# What you need to do
Retype the records that come next, word for word.

[Stored data entries]

#####

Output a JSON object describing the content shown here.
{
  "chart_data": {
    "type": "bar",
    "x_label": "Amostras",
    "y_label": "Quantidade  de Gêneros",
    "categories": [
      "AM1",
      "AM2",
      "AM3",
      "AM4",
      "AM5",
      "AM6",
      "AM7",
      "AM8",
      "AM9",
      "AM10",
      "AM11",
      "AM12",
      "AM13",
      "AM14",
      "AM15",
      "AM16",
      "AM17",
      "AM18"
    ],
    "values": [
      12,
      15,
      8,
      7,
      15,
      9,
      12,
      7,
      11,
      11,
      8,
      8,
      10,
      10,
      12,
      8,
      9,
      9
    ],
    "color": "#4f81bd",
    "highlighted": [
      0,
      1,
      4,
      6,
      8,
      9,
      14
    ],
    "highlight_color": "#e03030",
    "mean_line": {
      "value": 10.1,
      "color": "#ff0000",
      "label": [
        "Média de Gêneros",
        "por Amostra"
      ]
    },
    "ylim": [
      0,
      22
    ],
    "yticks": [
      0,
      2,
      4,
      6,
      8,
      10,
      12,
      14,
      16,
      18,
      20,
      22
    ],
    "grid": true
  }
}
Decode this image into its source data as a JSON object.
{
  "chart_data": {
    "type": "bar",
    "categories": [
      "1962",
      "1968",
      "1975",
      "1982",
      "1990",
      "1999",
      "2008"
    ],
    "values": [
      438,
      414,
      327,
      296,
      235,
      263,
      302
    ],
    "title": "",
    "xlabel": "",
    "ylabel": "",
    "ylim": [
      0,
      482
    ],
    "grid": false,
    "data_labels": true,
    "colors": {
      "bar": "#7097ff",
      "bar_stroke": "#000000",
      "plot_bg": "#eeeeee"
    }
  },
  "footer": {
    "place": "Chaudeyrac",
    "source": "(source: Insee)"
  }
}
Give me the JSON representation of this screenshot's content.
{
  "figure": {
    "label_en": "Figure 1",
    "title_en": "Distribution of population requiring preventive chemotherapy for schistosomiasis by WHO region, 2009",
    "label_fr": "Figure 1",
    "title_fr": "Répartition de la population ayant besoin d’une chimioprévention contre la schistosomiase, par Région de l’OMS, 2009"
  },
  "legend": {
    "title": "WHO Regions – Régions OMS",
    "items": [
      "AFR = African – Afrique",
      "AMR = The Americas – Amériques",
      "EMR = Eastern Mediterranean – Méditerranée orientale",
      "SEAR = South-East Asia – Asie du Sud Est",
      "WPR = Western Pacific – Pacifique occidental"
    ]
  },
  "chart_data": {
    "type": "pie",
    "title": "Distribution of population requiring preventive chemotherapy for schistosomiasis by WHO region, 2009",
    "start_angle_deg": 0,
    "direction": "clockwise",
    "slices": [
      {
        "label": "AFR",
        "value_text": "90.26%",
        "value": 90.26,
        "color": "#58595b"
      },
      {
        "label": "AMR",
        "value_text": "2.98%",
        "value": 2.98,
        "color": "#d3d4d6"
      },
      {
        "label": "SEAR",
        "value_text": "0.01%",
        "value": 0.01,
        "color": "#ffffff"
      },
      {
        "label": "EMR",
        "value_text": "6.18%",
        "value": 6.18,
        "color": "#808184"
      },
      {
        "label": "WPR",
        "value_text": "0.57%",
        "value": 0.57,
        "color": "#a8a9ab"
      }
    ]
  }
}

#####

# Expected answer
Output a JSON object describing the content shown here.
{
  "chart_data": {
    "type": "bar",
    "x_label": "Amostras",
    "y_label": "Quantidade  de Gêneros",
    "categories": [
      "AM1",
      "AM2",
      "AM3",
      "AM4",
      "AM5",
      "AM6",
      "AM7",
      "AM8",
      "AM9",
      "AM10",
      "AM11",
      "AM12",
      "AM13",
      "AM14",
      "AM15",
      "AM16",
      "AM17",
      "AM18"
    ],
    "values": [
      12,
      15,
      8,
      7,
      15,
      9,
      12,
      7,
      11,
      11,
      8,
      8,
      10,
      10,
      12,
      8,
      9,
      9
    ],
    "color": "#4f81bd",
    "highlighted": [
      0,
      1,
      4,
      6,
      8,
      9,
      14
    ],
    "highlight_color": "#e03030",
    "mean_line": {
      "value": 10.1,
      "color": "#ff0000",
      "label": [
        "Média de Gêneros",
        "por Amostra"
      ]
    },
    "ylim": [
      0,
      22
    ],
    "yticks": [
      0,
      2,
      4,
      6,
      8,
      10,
      12,
      14,
      16,
      18,
      20,
      22
    ],
    "grid": true
  }
}
Decode this image into its source data as a JSON object.
{
  "chart_data": {
    "type": "bar",
    "categories": [
      "1962",
      "1968",
      "1975",
      "1982",
      "1990",
      "1999",
      "2008"
    ],
    "values": [
      438,
      414,
      327,
      296,
      235,
      263,
      302
    ],
    "title": "",
    "xlabel": "",
    "ylabel": "",
    "ylim": [
      0,
      482
    ],
    "grid": false,
    "data_labels": true,
    "colors": {
      "bar": "#7097ff",
      "bar_stroke": "#000000",
      "plot_bg": "#eeeeee"
    }
  },
  "footer": {
    "place": "Chaudeyrac",
    "source": "(source: Insee)"
  }
}
Give me the JSON representation of this screenshot's content.
{
  "figure": {
    "label_en": "Figure 1",
    "title_en": "Distribution of population requiring preventive chemotherapy for schistosomiasis by WHO region, 2009",
    "label_fr": "Figure 1",
    "title_fr": "Répartition de la population ayant besoin d’une chimioprévention contre la schistosomiase, par Région de l’OMS, 2009"
  },
  "legend": {
    "title": "WHO Regions – Régions OMS",
    "items": [
      "AFR = African – Afrique",
      "AMR = The Americas – Amériques",
      "EMR = Eastern Mediterranean – Méditerranée orientale",
      "SEAR = South-East Asia – Asie du Sud Est",
      "WPR = Western Pacific – Pacifique occidental"
    ]
  },
  "chart_data": {
    "type": "pie",
    "title": "Distribution of population requiring preventive chemotherapy for schistosomiasis by WHO region, 2009",
    "start_angle_deg": 0,
    "direction": "clockwise",
    "slices": [
      {
        "label": "AFR",
        "value_text": "90.26%",
        "value": 90.26,
        "color": "#58595b"
      },
      {
        "label": "AMR",
        "value_text": "2.98%",
        "value": 2.98,
        "color": "#d3d4d6"
      },
      {
        "label": "SEAR",
        "value_text": "0.01%",
        "value": 0.01,
        "color": "#ffffff"
      },
      {
        "label": "EMR",
        "value_text": "6.18%",
        "value": 6.18,
        "color": "#808184"
      },
      {
        "label": "WPR",
        "value_text": "0.57%",
        "value": 0.57,
        "color": "#a8a9ab"
      }
    ]
  }
}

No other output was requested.